Records from a dataset

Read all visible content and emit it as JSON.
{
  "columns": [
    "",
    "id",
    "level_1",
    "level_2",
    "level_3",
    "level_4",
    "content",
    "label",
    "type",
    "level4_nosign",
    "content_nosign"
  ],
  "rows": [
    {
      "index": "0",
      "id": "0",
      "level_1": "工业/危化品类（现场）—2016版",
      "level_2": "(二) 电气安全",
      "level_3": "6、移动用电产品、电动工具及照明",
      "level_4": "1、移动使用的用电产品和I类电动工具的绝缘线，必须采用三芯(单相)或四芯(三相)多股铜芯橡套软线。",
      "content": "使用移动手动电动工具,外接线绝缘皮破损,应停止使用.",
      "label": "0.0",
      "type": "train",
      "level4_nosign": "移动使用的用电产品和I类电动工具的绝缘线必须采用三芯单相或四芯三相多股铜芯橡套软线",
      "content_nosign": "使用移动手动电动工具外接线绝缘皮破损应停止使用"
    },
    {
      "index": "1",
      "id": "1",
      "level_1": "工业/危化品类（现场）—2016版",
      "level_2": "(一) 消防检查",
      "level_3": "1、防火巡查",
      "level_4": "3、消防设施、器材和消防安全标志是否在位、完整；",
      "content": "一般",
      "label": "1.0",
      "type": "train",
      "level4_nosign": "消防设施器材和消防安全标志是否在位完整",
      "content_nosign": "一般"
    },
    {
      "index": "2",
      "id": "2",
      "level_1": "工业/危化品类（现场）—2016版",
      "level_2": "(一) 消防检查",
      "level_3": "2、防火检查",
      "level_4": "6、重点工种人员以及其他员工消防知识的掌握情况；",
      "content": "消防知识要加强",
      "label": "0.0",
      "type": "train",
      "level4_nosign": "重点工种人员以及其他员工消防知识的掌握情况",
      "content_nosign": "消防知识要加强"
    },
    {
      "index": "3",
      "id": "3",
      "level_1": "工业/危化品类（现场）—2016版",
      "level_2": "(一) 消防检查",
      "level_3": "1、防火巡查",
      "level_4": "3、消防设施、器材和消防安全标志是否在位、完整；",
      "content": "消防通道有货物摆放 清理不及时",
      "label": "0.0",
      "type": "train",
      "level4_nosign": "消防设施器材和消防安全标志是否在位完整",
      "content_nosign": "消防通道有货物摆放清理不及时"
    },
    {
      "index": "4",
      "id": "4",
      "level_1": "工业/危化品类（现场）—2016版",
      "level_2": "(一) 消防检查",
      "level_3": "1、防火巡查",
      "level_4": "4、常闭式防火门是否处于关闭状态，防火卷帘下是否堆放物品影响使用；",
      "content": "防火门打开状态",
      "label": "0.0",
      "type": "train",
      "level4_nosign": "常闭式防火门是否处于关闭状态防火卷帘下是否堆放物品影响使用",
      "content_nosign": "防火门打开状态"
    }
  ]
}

DIRECTIVE –
Pick out each line above that includes "消防知识要加强" and show it.

EXERCISE OUTPUT –
      "content": "消防知识要加强",
      "content_nosign": "消防知识要加强"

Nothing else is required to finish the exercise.